# EXCERPT TO READ:
++++++++

Architecture Metadata Registry¶
The 15 YAML files that define the entire NovaTrek architecture — and why everything is modeled as structured data
What Is the Metadata Registry?¶
The architecture/metadata/ directory contains 15 YAML files that together form a complete, machine-readable model of the NovaTrek platform. Every service, domain, capability, integration, data store, actor, event, application, ticket, and deployment status is captured as structured data.
This is not documentation in the traditional sense. These files are the single source of truth that portal pages, CALM topology, sequence diagrams, and capability maps are all generated from. Editing a YAML file and pushing to main triggers CI to regenerate the entire architecture portal automatically.

++++++++

Stored items from a collection:
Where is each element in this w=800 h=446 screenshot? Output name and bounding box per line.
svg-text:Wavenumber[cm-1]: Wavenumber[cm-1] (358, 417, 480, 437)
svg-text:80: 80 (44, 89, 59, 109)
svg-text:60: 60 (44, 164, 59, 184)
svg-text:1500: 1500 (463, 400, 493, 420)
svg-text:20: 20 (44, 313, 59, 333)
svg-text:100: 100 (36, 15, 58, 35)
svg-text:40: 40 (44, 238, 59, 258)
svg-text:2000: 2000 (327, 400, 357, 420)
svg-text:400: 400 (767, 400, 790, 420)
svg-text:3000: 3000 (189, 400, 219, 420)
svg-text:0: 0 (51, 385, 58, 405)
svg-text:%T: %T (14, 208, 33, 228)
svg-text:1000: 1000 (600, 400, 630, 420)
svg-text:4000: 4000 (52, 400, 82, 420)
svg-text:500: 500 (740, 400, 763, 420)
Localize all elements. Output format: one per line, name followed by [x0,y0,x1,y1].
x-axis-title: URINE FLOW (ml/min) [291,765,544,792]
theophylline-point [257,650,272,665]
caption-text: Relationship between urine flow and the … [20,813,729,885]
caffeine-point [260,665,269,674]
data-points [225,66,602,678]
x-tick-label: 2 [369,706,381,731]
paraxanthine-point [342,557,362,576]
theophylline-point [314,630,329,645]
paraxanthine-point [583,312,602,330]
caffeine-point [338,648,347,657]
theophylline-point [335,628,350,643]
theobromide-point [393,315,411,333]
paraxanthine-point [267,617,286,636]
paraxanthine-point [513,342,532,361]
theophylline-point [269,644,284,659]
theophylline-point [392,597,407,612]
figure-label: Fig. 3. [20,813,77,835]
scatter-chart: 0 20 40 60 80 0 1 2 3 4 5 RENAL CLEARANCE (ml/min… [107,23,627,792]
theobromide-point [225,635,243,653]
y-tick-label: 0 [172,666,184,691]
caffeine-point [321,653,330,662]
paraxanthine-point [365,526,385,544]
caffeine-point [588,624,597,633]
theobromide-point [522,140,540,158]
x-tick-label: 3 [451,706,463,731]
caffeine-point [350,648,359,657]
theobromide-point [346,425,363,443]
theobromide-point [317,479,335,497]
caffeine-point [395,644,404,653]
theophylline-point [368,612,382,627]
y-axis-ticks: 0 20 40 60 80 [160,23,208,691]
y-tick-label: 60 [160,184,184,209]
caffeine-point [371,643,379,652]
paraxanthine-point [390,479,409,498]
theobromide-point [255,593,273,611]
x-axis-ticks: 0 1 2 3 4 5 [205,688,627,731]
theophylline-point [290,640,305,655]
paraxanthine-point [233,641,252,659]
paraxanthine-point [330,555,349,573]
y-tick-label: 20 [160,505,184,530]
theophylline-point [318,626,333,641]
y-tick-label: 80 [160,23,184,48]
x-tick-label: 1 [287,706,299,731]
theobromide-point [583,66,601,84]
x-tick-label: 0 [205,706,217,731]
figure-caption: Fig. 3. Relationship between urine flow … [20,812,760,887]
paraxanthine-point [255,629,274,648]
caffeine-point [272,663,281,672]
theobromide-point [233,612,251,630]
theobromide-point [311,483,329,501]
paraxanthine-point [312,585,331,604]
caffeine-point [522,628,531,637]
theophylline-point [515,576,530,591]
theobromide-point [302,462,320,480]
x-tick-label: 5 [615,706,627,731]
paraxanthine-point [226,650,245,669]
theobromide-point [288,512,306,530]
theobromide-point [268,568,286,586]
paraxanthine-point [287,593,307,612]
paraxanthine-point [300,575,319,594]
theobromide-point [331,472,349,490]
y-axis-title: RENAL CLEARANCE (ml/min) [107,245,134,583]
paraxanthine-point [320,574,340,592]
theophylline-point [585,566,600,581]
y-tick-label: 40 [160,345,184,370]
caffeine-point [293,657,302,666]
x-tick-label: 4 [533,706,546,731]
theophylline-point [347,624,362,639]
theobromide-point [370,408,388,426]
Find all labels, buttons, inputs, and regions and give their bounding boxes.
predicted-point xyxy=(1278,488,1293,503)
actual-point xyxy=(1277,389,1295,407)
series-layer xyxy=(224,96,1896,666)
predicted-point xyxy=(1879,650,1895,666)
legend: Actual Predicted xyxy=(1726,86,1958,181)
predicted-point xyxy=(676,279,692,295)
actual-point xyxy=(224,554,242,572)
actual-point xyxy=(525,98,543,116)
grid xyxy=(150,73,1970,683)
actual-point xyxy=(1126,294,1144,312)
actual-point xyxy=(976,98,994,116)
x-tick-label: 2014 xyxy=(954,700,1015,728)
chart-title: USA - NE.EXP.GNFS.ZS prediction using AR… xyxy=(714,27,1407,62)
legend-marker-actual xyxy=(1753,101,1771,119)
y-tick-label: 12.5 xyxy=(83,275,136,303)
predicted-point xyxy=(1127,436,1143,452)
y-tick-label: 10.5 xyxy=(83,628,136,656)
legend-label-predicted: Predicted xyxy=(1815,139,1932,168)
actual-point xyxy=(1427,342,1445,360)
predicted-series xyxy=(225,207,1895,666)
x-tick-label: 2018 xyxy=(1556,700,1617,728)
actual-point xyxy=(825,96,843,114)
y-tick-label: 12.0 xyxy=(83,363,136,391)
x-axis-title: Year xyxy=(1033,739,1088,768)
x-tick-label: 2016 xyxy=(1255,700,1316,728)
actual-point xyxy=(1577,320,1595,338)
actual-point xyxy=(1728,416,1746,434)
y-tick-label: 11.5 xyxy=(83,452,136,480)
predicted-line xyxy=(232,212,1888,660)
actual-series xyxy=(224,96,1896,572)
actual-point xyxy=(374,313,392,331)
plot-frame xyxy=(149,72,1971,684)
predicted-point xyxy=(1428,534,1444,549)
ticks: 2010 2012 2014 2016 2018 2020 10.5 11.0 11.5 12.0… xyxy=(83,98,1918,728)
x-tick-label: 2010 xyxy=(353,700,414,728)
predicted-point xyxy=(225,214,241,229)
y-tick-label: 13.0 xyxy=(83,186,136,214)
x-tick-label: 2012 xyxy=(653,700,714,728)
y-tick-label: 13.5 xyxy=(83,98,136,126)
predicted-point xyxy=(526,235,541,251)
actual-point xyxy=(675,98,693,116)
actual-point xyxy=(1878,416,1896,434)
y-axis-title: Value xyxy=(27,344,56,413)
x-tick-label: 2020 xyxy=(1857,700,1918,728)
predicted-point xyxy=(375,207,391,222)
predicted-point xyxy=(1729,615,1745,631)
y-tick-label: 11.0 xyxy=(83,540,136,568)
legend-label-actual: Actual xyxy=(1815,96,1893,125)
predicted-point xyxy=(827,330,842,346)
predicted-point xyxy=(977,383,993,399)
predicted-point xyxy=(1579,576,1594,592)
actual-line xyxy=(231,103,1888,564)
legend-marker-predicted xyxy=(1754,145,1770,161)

++++++++

# THINGS TO DO:
a - From the metadata registry text, reproduce the part between "Architecture Metadata Registry¶" and "as structured data.", inclusive, keeping every word unchanged.
b - Translate this sentence from the metadata registry text into German: "This is not documentation in the traditional sense."

# RESPONSES TO THE EXERCISE:
a -
Architecture Metadata Registry¶
The 15 YAML files that define the entire NovaTrek architecture — and why everything is modeled as structured data
What Is the Metadata Registry?¶
The architecture/metadata/ directory contains 15 YAML files that together form a complete, machine-readable model of the NovaTrek platform. Every service, domain, capability, integration, data store, actor, event, application, ticket, and deployment status is captured as structured data.

b - Dies ist keine Dokumentation im herkömmlichen Sinne.